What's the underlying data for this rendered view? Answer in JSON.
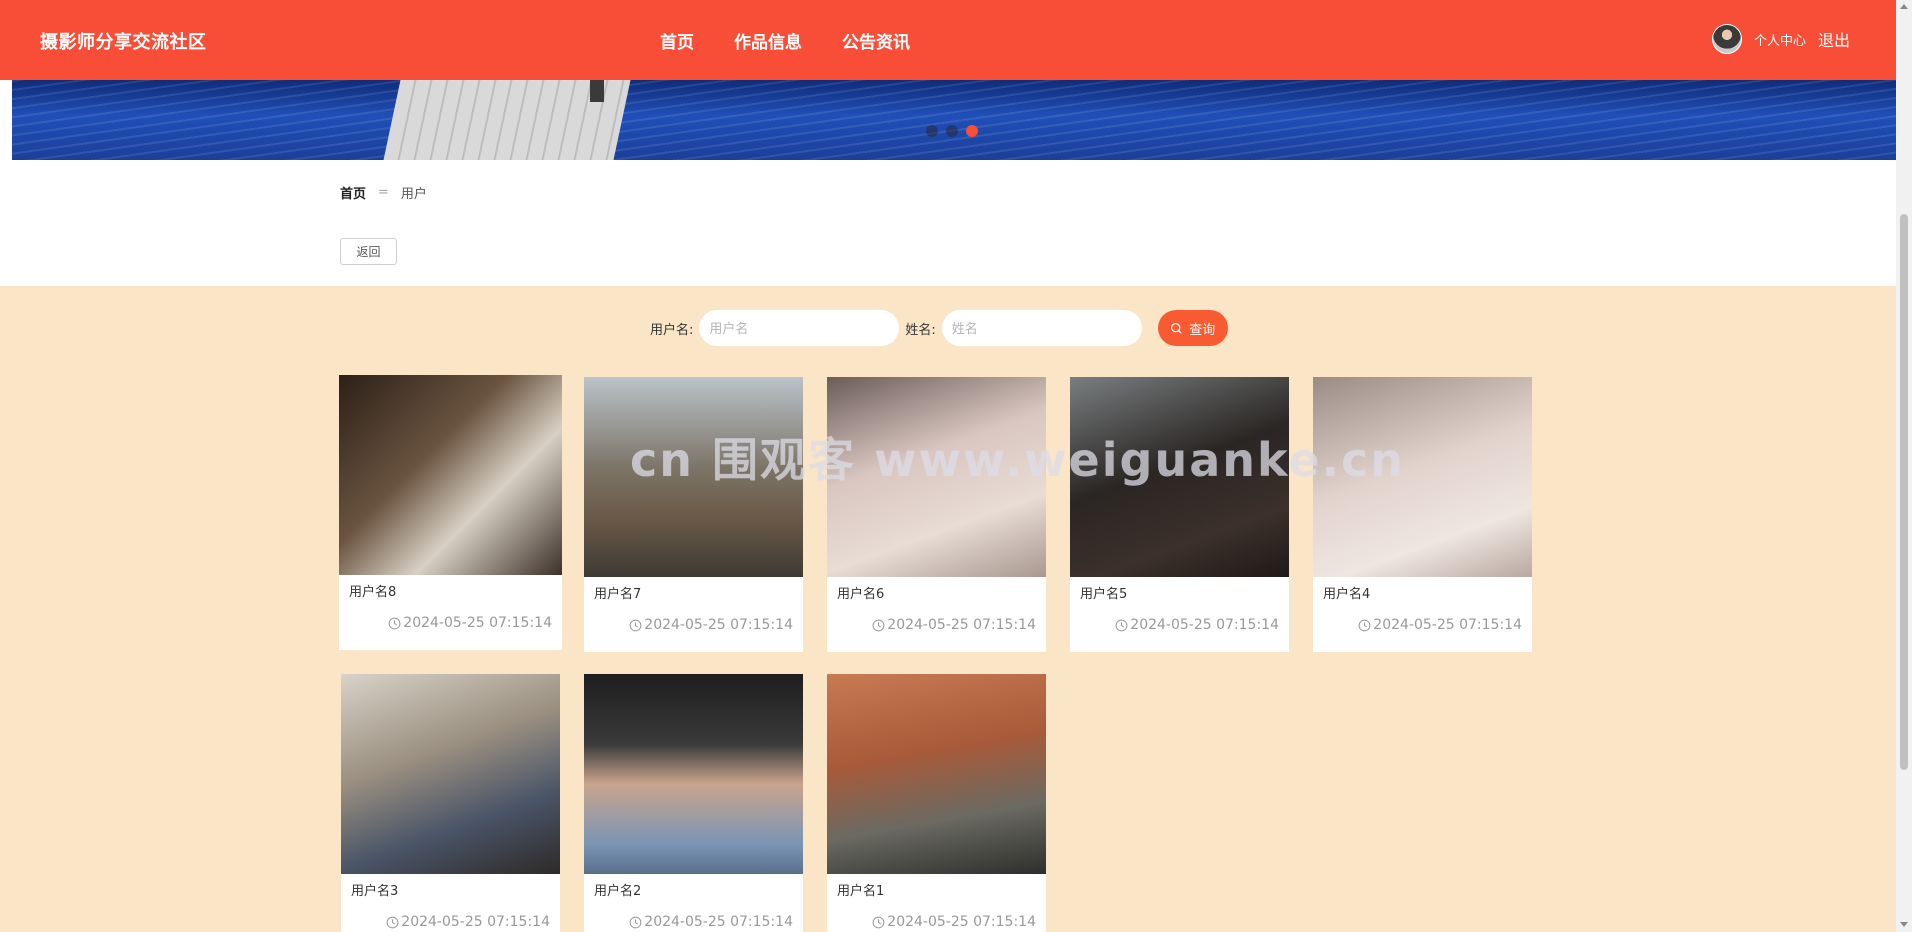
{
  "header": {
    "brand": "摄影师分享交流社区",
    "nav": [
      "首页",
      "作品信息",
      "公告资讯"
    ],
    "user_center": "个人中心",
    "logout": "退出"
  },
  "banner": {
    "slide_count": 3,
    "active_slide": 3
  },
  "breadcrumb": {
    "home": "首页",
    "separator": "=",
    "current": "用户"
  },
  "back_button": "返回",
  "search": {
    "username_label": "用户名:",
    "username_placeholder": "用户名",
    "name_label": "姓名:",
    "name_placeholder": "姓名",
    "button_label": "查询"
  },
  "users": [
    {
      "name": "用户名8",
      "time": "2024-05-25 07:15:14"
    },
    {
      "name": "用户名7",
      "time": "2024-05-25 07:15:14"
    },
    {
      "name": "用户名6",
      "time": "2024-05-25 07:15:14"
    },
    {
      "name": "用户名5",
      "time": "2024-05-25 07:15:14"
    },
    {
      "name": "用户名4",
      "time": "2024-05-25 07:15:14"
    },
    {
      "name": "用户名3",
      "time": "2024-05-25 07:15:14"
    },
    {
      "name": "用户名2",
      "time": "2024-05-25 07:15:14"
    },
    {
      "name": "用户名1",
      "time": "2024-05-25 07:15:14"
    }
  ],
  "watermark": "cn 围观客 www.weiguanke.cn",
  "colors": {
    "header": "#f84e37",
    "content_bg": "#fae6c7",
    "accent": "#f85a32"
  }
}
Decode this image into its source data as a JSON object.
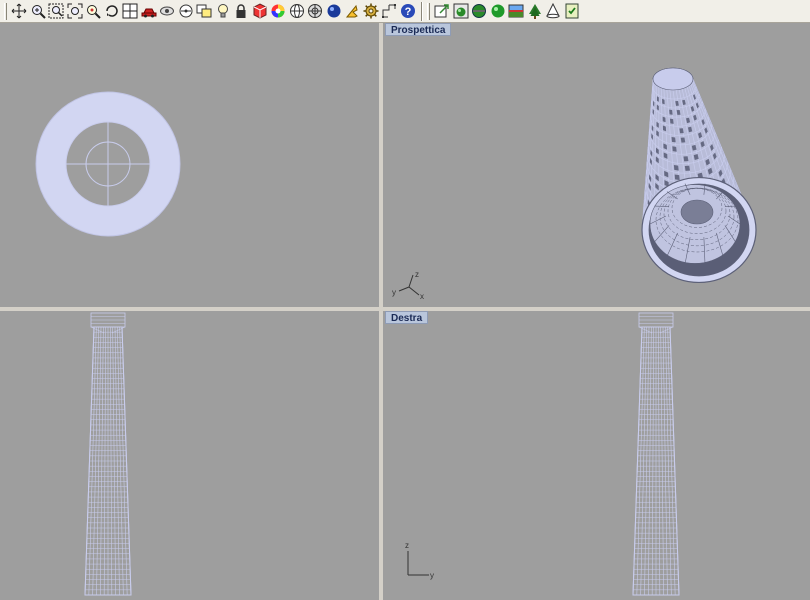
{
  "toolbar": {
    "main_icons": [
      "pan-icon",
      "zoom-in-icon",
      "zoom-window-icon",
      "zoom-extents-icon",
      "zoom-selected-icon",
      "rotate-view-icon",
      "four-viewports-icon",
      "car-icon",
      "hide-icon",
      "point-off-icon",
      "named-view-icon",
      "lightbulb-icon",
      "lock-icon",
      "properties-icon",
      "color-wheel-icon",
      "sphere-grid-icon",
      "snap-icon",
      "render-sphere-icon",
      "pick-icon",
      "gear-icon",
      "curve-tools-icon",
      "help-icon"
    ],
    "render_icons": [
      "export-icon",
      "render-icon",
      "render-preview-icon",
      "green-sphere-icon",
      "environment-icon",
      "tree-icon",
      "light-cone-icon",
      "script-icon"
    ]
  },
  "viewports": {
    "top": {
      "title": ""
    },
    "perspective": {
      "title": "Prospettica",
      "axis": {
        "z": "z",
        "y": "y",
        "x": "x"
      }
    },
    "front": {
      "title": ""
    },
    "right": {
      "title": "Destra",
      "axis": {
        "z": "z",
        "y": "y"
      }
    }
  },
  "colors": {
    "viewport_bg": "#9e9e9e",
    "wire": "#c8ccec",
    "wire_dark": "#5c6078",
    "ring_fill": "#d2d6f2",
    "title_bg": "#b9c6dc"
  }
}
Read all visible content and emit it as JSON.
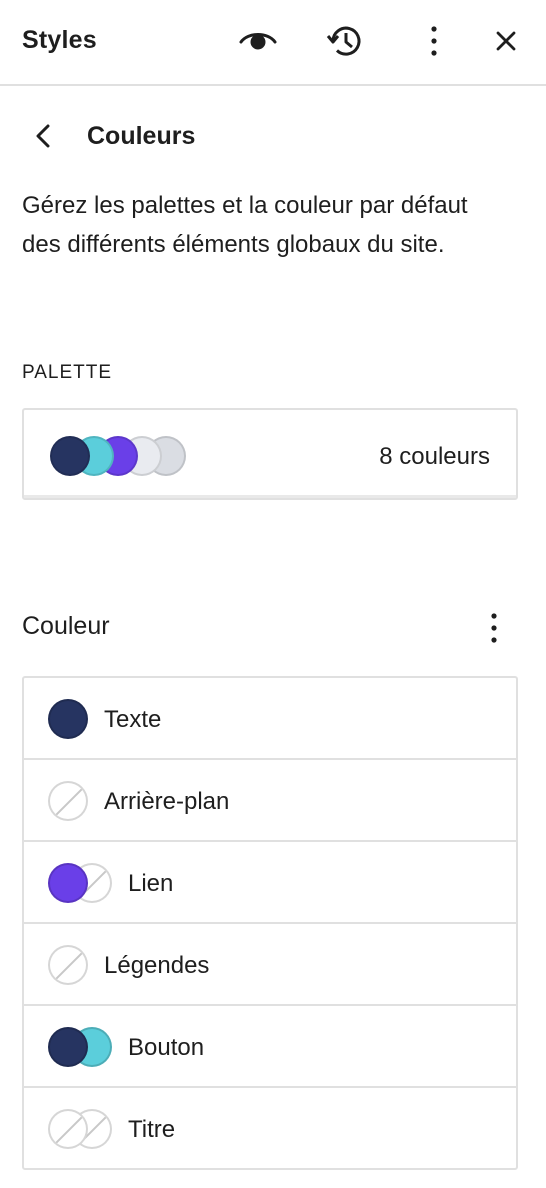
{
  "header": {
    "title": "Styles",
    "icons": [
      "eye-icon",
      "history-icon",
      "more-vertical-icon",
      "close-icon"
    ]
  },
  "nav": {
    "back_icon": "chevron-left-icon",
    "title": "Couleurs"
  },
  "description": "Gérez les palettes et la couleur par défaut des différents éléments globaux du site.",
  "palette": {
    "label": "Palette",
    "swatches": [
      "#263461",
      "#5BCEDB",
      "#6A3FE8",
      "#E9EBF0",
      "#DADDE3"
    ],
    "count_label": "8 couleurs"
  },
  "couleur": {
    "heading": "Couleur",
    "more_icon": "more-vertical-icon",
    "items": [
      {
        "label": "Texte",
        "colors": [
          "#263461"
        ]
      },
      {
        "label": "Arrière-plan",
        "colors": [
          "none"
        ]
      },
      {
        "label": "Lien",
        "colors": [
          "#6A3FE8",
          "none"
        ]
      },
      {
        "label": "Légendes",
        "colors": [
          "none"
        ]
      },
      {
        "label": "Bouton",
        "colors": [
          "#263461",
          "#5BCEDB"
        ]
      },
      {
        "label": "Titre",
        "colors": [
          "none",
          "none"
        ]
      }
    ]
  }
}
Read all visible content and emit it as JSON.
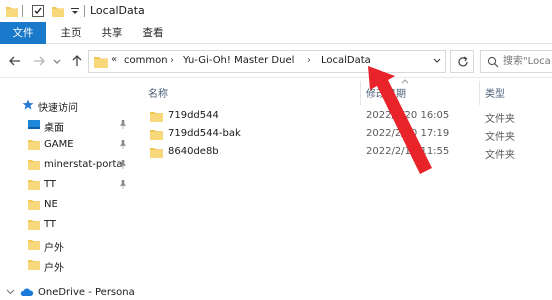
{
  "window": {
    "title": "LocalData"
  },
  "ribbon": {
    "tabs": [
      "文件",
      "主页",
      "共享",
      "查看"
    ]
  },
  "address_bar": {
    "overflow": "«",
    "crumbs": [
      "common",
      "Yu-Gi-Oh!  Master Duel",
      "LocalData"
    ],
    "separator": "›"
  },
  "search": {
    "placeholder": "搜索\"Loca"
  },
  "sidebar": {
    "items": [
      {
        "label": "快速访问",
        "icon": "star-icon",
        "pinned": false
      },
      {
        "label": "桌面",
        "icon": "desktop-folder-icon",
        "pinned": true
      },
      {
        "label": "GAME",
        "icon": "folder-icon",
        "pinned": true
      },
      {
        "label": "minerstat-porta",
        "icon": "folder-icon",
        "pinned": true
      },
      {
        "label": "TT",
        "icon": "folder-icon",
        "pinned": true
      },
      {
        "label": "NE",
        "icon": "folder-icon",
        "pinned": false
      },
      {
        "label": "TT",
        "icon": "folder-icon",
        "pinned": false
      },
      {
        "label": "户外",
        "icon": "folder-icon",
        "pinned": false
      },
      {
        "label": "户外",
        "icon": "folder-icon",
        "pinned": false
      },
      {
        "label": "OneDrive - Persona",
        "icon": "onedrive-cloud-icon",
        "pinned": false
      }
    ]
  },
  "file_list": {
    "columns": {
      "name": "名称",
      "date": "修改日期",
      "type": "类型"
    },
    "rows": [
      {
        "name": "719dd544",
        "date": "2022/2/20 16:05",
        "type": "文件夹"
      },
      {
        "name": "719dd544-bak",
        "date": "2022/2/20 17:19",
        "type": "文件夹"
      },
      {
        "name": "8640de8b",
        "date": "2022/2/19 11:55",
        "type": "文件夹"
      }
    ]
  },
  "colors": {
    "accent": "#1979ca",
    "folder": "#f3c552",
    "annotation_arrow": "#e8232a"
  }
}
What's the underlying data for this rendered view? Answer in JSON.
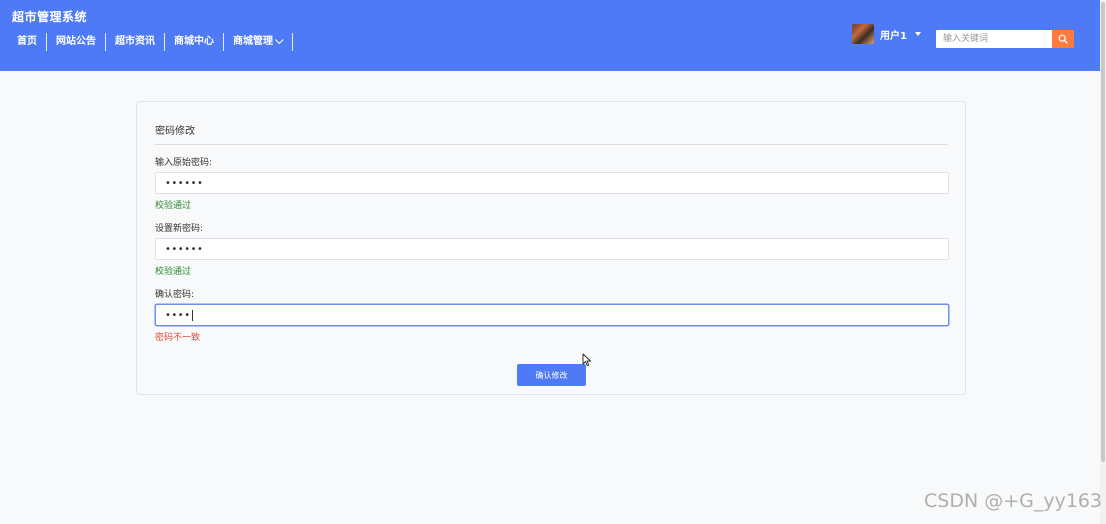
{
  "header": {
    "brand": "超市管理系统",
    "nav": [
      "首页",
      "网站公告",
      "超市资讯",
      "商城中心",
      "商城管理"
    ],
    "user_name": "用户1",
    "search_placeholder": "输入关键词",
    "color": "#4e7bf5"
  },
  "form": {
    "title": "密码修改",
    "fields": [
      {
        "label": "输入原始密码:",
        "value": "••••••",
        "message": "校验通过",
        "status": "ok"
      },
      {
        "label": "设置新密码:",
        "value": "••••••",
        "message": "校验通过",
        "status": "ok"
      },
      {
        "label": "确认密码:",
        "value": "••••",
        "message": "密码不一致",
        "status": "error"
      }
    ],
    "submit_label": "确认修改"
  },
  "watermark": "CSDN @+G_yy163",
  "colors": {
    "primary": "#4e7bf5",
    "search_button": "#ff7a3d",
    "success": "#2e8b2e",
    "error": "#e04a3a"
  }
}
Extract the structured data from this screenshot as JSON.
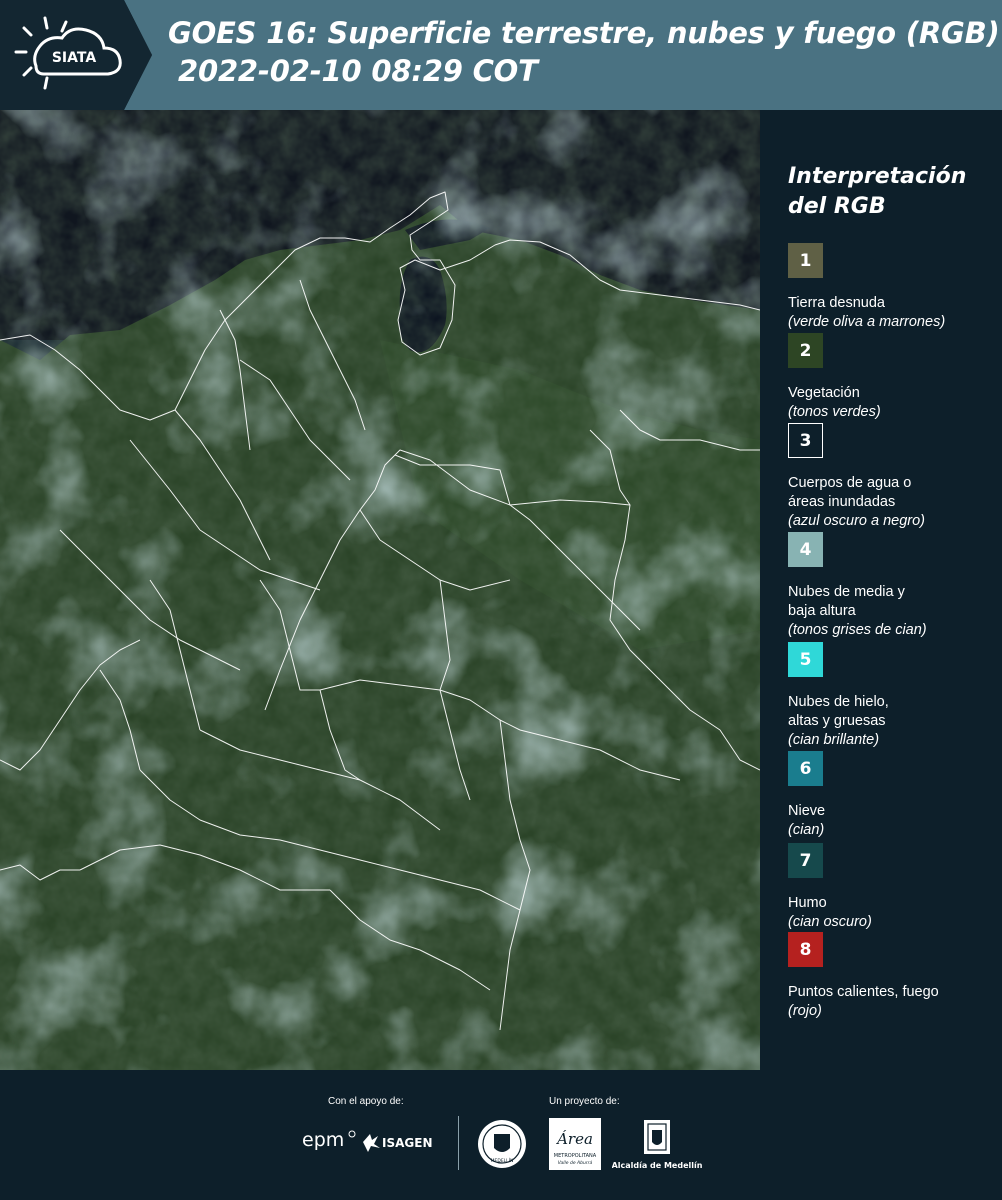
{
  "header": {
    "logo_text": "SIATA",
    "title_line1": "GOES 16: Superficie terrestre, nubes y fuego (RGB)",
    "title_line2": "2022-02-10 08:29 COT",
    "colors": {
      "panel": "#132631",
      "band": "#4a7282"
    }
  },
  "map": {
    "description_icon": "satellite-rgb-map",
    "colors": {
      "vegetation": "#2e4a2c",
      "cloud": "#8fb4ba",
      "water": "#0f1724",
      "border": "#ffffff"
    }
  },
  "legend": {
    "title_line1": "Interpretación",
    "title_line2": "del RGB",
    "items": [
      {
        "number": "1",
        "label": "Tierra desnuda",
        "note": "(verde oliva a marrones)",
        "color": "#5f6045",
        "outlined": false
      },
      {
        "number": "2",
        "label": "Vegetación",
        "note": "(tonos verdes)",
        "color": "#2d4524",
        "outlined": false
      },
      {
        "number": "3",
        "label": "Cuerpos de agua o\náreas inundadas",
        "note": "(azul oscuro a negro)",
        "color": "#0d1f2a",
        "outlined": true
      },
      {
        "number": "4",
        "label": "Nubes de media y\nbaja altura",
        "note": "(tonos grises de cian)",
        "color": "#88b3b3",
        "outlined": false
      },
      {
        "number": "5",
        "label": "Nubes de hielo,\naltas y gruesas",
        "note": "(cian brillante)",
        "color": "#2fd8d8",
        "outlined": false
      },
      {
        "number": "6",
        "label": "Nieve",
        "note": "(cian)",
        "color": "#1a7d8e",
        "outlined": false
      },
      {
        "number": "7",
        "label": "Humo",
        "note": "(cian oscuro)",
        "color": "#16494c",
        "outlined": false
      },
      {
        "number": "8",
        "label": "Puntos calientes, fuego",
        "note": "(rojo)",
        "color": "#b5211f",
        "outlined": false
      }
    ]
  },
  "footer": {
    "support_label": "Con el apoyo de:",
    "project_label": "Un proyecto de:",
    "sponsors": {
      "epm": "epm",
      "isagen": "ISAGEN",
      "metro_title": "Área",
      "metro_sub": "METROPOLITANA",
      "metro_sub2": "Valle de Aburrá",
      "alcaldia": "Alcaldía de Medellín",
      "seal_text": "MEDELLÍN"
    }
  }
}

· · · · · · ·

◆ EXERCISE DIRECTIONS ◆
Point out every line holding the string "fuego" and copy it.

◆ TASK RESPONSE ◆
    "title_line1": "GOES 16: Superficie terrestre, nubes y fuego (RGB)",
        "label": "Puntos calientes, fuego",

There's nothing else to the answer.